## Written request
Reproduce everything from the start of the records down to and including the line containing "y-tick-label: 0.4 — [97, 296, 118, 311]", leaving each line unchanged.
— Start Data for this task —
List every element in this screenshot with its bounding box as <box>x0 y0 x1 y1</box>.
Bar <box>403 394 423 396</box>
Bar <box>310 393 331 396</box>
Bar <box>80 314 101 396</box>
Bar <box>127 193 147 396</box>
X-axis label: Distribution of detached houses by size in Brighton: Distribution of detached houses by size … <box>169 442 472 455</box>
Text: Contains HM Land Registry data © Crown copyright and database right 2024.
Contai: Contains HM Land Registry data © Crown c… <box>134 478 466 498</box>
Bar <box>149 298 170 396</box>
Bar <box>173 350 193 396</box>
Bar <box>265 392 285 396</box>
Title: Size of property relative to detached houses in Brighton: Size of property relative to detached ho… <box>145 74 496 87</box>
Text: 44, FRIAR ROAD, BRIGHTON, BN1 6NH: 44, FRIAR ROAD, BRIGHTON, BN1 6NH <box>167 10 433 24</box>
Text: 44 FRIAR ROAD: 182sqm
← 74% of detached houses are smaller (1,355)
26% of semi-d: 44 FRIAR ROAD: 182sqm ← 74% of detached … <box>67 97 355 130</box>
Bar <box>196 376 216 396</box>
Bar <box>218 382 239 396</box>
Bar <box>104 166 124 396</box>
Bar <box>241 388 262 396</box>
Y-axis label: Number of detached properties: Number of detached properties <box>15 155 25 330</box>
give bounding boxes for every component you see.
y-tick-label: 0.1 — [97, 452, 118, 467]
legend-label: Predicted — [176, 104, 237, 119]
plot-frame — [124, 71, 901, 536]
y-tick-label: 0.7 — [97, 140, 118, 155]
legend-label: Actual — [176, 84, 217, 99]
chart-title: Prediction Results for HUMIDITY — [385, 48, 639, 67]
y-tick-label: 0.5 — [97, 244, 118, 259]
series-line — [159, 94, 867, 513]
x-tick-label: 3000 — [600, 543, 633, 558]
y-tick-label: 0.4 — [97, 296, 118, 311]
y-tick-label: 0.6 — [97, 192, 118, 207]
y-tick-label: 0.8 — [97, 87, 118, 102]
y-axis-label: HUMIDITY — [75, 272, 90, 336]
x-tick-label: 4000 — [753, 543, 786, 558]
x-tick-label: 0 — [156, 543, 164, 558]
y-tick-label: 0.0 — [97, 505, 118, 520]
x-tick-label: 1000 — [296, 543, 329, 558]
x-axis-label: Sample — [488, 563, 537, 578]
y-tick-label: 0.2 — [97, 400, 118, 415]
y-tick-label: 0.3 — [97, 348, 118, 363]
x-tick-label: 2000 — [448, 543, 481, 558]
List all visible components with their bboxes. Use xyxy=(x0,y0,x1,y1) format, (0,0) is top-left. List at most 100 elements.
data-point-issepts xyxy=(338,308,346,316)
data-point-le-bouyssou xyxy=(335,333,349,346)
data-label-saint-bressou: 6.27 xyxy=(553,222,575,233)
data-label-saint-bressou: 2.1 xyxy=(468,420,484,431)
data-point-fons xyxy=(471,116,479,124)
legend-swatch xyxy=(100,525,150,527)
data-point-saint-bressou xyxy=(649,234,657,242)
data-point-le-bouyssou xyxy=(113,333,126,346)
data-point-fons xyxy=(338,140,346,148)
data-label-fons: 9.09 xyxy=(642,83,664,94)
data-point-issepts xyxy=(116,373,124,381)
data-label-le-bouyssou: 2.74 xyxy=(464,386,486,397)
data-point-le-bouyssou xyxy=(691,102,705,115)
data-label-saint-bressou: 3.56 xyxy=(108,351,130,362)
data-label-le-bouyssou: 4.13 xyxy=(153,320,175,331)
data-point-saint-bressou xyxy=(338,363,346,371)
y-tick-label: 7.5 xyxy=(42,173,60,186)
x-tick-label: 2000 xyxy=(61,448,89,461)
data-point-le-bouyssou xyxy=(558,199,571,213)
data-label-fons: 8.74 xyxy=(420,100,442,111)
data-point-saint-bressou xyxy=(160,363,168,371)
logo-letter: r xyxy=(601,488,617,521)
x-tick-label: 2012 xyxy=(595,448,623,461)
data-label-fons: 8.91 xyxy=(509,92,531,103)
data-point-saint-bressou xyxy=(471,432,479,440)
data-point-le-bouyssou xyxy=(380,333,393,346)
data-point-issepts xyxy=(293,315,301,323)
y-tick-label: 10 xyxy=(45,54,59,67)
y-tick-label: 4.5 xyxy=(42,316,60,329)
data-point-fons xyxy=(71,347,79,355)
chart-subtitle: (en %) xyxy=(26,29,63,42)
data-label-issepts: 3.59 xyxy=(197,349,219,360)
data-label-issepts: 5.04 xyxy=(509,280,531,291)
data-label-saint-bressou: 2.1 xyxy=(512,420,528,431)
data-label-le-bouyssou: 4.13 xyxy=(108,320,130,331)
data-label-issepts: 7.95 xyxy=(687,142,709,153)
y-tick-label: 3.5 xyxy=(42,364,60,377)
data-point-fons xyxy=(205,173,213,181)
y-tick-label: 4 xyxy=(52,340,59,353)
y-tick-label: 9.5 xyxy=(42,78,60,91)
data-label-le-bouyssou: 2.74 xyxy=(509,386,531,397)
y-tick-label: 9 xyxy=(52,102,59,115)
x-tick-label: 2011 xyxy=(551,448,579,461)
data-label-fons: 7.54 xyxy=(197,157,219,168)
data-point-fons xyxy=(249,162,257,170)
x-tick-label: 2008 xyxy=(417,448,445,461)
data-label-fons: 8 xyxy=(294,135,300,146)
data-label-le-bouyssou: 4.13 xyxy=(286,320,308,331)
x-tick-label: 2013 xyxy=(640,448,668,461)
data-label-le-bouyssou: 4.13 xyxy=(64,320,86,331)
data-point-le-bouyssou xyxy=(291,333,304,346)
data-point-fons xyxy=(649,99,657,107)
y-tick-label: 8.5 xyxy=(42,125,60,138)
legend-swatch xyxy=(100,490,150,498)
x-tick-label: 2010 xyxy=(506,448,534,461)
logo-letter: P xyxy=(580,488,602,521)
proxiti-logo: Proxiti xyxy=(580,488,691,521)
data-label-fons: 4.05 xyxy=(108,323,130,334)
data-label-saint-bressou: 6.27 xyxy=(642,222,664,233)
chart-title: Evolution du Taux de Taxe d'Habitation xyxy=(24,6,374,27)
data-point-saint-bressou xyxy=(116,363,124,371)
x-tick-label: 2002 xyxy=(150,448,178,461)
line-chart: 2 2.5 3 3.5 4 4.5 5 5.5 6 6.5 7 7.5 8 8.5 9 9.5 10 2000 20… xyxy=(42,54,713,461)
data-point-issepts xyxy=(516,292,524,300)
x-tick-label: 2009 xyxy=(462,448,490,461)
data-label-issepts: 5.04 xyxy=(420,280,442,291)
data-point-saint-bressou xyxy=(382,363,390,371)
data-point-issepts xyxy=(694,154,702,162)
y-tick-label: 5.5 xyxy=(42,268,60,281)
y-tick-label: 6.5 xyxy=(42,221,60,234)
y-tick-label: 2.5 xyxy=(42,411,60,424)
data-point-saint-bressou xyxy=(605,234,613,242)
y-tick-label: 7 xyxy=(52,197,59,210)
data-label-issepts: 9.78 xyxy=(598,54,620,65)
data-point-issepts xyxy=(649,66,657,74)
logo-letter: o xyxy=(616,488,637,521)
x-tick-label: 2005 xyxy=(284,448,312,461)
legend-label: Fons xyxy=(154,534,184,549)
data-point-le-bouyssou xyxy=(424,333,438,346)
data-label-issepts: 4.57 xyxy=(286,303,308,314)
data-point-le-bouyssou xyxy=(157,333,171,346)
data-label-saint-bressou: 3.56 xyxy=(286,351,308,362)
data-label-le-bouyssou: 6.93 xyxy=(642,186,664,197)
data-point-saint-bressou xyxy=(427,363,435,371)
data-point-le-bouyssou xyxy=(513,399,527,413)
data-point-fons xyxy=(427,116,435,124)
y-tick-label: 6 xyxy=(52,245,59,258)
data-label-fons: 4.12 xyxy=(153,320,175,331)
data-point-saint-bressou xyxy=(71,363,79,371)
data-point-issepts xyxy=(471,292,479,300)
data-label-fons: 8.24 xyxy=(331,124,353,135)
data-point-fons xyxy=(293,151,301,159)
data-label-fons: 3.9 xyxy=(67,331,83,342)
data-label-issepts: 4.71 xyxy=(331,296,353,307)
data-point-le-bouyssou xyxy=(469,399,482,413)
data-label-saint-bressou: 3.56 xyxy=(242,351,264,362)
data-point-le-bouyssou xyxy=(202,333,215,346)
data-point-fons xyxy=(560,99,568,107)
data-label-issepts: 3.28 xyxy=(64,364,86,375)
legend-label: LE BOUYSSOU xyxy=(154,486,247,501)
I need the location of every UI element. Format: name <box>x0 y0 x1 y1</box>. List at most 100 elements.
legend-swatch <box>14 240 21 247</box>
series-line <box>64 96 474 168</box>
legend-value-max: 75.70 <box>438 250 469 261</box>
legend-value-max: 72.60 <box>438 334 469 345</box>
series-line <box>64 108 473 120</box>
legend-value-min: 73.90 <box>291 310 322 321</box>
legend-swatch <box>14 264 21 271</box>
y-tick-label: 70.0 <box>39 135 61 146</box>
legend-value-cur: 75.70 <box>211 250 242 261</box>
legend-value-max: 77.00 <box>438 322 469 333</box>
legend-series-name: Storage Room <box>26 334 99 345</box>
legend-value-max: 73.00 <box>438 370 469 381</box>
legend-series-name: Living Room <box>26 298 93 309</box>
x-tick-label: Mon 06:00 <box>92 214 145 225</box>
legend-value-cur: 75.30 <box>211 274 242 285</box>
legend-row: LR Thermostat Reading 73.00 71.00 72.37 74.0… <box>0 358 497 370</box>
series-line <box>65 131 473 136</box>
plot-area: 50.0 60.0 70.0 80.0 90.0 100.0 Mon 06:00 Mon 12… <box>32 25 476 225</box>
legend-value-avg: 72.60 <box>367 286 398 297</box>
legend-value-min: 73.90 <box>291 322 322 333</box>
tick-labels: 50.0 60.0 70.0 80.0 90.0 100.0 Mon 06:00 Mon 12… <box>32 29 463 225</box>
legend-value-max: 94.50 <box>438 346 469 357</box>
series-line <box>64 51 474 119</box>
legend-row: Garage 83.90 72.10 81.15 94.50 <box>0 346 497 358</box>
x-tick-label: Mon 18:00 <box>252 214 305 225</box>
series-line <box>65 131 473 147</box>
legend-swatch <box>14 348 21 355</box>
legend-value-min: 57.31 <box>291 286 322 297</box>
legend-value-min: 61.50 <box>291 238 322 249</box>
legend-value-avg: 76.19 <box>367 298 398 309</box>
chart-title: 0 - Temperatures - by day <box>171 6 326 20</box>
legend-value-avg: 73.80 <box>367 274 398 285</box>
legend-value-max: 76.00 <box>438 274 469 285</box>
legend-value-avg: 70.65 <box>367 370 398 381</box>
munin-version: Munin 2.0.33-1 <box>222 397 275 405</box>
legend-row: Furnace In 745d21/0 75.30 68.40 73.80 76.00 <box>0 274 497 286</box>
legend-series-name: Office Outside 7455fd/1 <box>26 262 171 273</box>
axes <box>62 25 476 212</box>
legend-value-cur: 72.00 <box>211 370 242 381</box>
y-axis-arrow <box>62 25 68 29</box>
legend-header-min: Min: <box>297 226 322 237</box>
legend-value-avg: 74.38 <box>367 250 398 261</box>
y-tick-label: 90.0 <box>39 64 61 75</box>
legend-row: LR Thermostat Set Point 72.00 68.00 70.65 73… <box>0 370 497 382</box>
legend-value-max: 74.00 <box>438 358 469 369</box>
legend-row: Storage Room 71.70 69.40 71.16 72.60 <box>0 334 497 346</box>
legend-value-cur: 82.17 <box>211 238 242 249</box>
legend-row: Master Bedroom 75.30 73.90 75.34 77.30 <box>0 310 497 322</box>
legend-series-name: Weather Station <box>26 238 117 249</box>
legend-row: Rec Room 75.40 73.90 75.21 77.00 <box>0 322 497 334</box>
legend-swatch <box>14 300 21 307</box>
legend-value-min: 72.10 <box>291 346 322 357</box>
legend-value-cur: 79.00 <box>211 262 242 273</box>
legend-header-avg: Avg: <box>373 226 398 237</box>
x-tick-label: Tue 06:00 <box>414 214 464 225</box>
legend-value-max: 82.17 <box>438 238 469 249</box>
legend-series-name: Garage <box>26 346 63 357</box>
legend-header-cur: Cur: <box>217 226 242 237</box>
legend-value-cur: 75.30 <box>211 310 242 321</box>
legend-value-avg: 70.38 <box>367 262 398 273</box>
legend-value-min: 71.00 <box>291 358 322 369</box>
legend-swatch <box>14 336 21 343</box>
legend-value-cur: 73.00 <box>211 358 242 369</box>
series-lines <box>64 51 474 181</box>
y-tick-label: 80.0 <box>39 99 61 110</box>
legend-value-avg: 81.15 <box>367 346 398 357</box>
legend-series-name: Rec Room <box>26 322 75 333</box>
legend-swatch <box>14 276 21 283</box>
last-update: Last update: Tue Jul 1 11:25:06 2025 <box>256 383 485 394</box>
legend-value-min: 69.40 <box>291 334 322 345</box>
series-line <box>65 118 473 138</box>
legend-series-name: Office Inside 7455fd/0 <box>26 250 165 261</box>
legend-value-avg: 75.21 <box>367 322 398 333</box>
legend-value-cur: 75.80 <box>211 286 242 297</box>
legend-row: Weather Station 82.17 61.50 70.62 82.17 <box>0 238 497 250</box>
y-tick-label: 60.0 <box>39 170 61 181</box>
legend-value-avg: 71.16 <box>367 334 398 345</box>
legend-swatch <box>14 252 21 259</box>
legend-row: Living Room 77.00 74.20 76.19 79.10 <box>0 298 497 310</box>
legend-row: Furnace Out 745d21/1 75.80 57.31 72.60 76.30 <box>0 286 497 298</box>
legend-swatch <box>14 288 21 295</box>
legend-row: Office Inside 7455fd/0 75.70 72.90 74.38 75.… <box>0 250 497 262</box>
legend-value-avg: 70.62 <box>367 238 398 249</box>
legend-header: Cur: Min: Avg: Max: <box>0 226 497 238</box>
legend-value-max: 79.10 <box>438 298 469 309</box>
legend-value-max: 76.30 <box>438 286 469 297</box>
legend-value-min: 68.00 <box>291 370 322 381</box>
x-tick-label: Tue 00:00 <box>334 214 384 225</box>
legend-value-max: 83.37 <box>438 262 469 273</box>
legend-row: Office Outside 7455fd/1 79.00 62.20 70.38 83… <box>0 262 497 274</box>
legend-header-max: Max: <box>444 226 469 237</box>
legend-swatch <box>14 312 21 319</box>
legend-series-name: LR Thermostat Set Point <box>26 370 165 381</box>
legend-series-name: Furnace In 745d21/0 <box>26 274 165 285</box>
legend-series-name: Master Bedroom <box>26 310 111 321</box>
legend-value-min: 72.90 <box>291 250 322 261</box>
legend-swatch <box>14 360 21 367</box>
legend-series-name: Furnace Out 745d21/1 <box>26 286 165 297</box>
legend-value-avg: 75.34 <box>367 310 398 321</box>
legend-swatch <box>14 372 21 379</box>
— End Data for this task —
## Task solution
List every element in this screenshot with its bounding box as <box>x0 y0 x1 y1</box>.
Bar <box>403 394 423 396</box>
Bar <box>310 393 331 396</box>
Bar <box>80 314 101 396</box>
Bar <box>127 193 147 396</box>
X-axis label: Distribution of detached houses by size in Brighton: Distribution of detached houses by size … <box>169 442 472 455</box>
Text: Contains HM Land Registry data © Crown copyright and database right 2024.
Contai: Contains HM Land Registry data © Crown c… <box>134 478 466 498</box>
Bar <box>149 298 170 396</box>
Bar <box>173 350 193 396</box>
Bar <box>265 392 285 396</box>
Title: Size of property relative to detached houses in Brighton: Size of property relative to detached ho… <box>145 74 496 87</box>
Text: 44, FRIAR ROAD, BRIGHTON, BN1 6NH: 44, FRIAR ROAD, BRIGHTON, BN1 6NH <box>167 10 433 24</box>
Text: 44 FRIAR ROAD: 182sqm
← 74% of detached houses are smaller (1,355)
26% of semi-d: 44 FRIAR ROAD: 182sqm ← 74% of detached … <box>67 97 355 130</box>
Bar <box>196 376 216 396</box>
Bar <box>218 382 239 396</box>
Bar <box>104 166 124 396</box>
Bar <box>241 388 262 396</box>
Y-axis label: Number of detached properties: Number of detached properties <box>15 155 25 330</box>
give bounding boxes for every component you see.
y-tick-label: 0.1 — [97, 452, 118, 467]
legend-label: Predicted — [176, 104, 237, 119]
plot-frame — [124, 71, 901, 536]
y-tick-label: 0.7 — [97, 140, 118, 155]
legend-label: Actual — [176, 84, 217, 99]
chart-title: Prediction Results for HUMIDITY — [385, 48, 639, 67]
y-tick-label: 0.5 — [97, 244, 118, 259]
series-line — [159, 94, 867, 513]
x-tick-label: 3000 — [600, 543, 633, 558]
y-tick-label: 0.4 — [97, 296, 118, 311]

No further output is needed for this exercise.